## Short exercise
Only the pictures are to be left out; set down the rest of the records exactly.

(Figure collection entries)

....

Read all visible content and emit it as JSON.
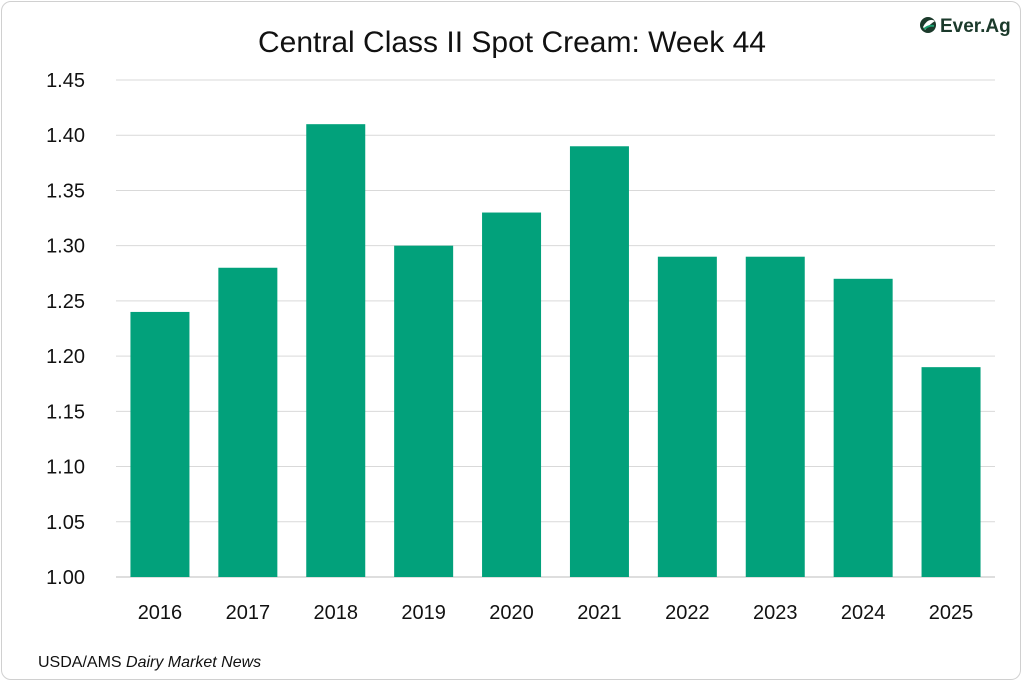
{
  "logo": {
    "text": "Ever.Ag",
    "icon": "ever-ag-leaf-icon",
    "color": "#1b3a2b",
    "accent": "#1a9e6f"
  },
  "source": {
    "prefix": "USDA/AMS ",
    "italic": "Dairy Market News"
  },
  "chart_data": {
    "type": "bar",
    "title": "Central Class II Spot Cream: Week 44",
    "xlabel": "",
    "ylabel": "",
    "categories": [
      "2016",
      "2017",
      "2018",
      "2019",
      "2020",
      "2021",
      "2022",
      "2023",
      "2024",
      "2025"
    ],
    "values": [
      1.24,
      1.28,
      1.41,
      1.3,
      1.33,
      1.39,
      1.29,
      1.29,
      1.27,
      1.19
    ],
    "ylim": [
      1.0,
      1.45
    ],
    "yticks": [
      "1.00",
      "1.05",
      "1.10",
      "1.15",
      "1.20",
      "1.25",
      "1.30",
      "1.35",
      "1.40",
      "1.45"
    ],
    "grid": true,
    "legend": "none",
    "bar_color": "#02a17b"
  }
}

....

## Result of the task
Read all visible content and emit it as JSON.
{
  "logo": {
    "text": "Ever.Ag",
    "icon": "ever-ag-leaf-icon",
    "color": "#1b3a2b",
    "accent": "#1a9e6f"
  },
  "source": {
    "prefix": "USDA/AMS ",
    "italic": "Dairy Market News"
  },
  "chart_data": {
    "type": "bar",
    "title": "Central Class II Spot Cream: Week 44",
    "xlabel": "",
    "ylabel": "",
    "categories": [
      "2016",
      "2017",
      "2018",
      "2019",
      "2020",
      "2021",
      "2022",
      "2023",
      "2024",
      "2025"
    ],
    "values": [
      1.24,
      1.28,
      1.41,
      1.3,
      1.33,
      1.39,
      1.29,
      1.29,
      1.27,
      1.19
    ],
    "ylim": [
      1.0,
      1.45
    ],
    "yticks": [
      "1.00",
      "1.05",
      "1.10",
      "1.15",
      "1.20",
      "1.25",
      "1.30",
      "1.35",
      "1.40",
      "1.45"
    ],
    "grid": true,
    "legend": "none",
    "bar_color": "#02a17b"
  }
}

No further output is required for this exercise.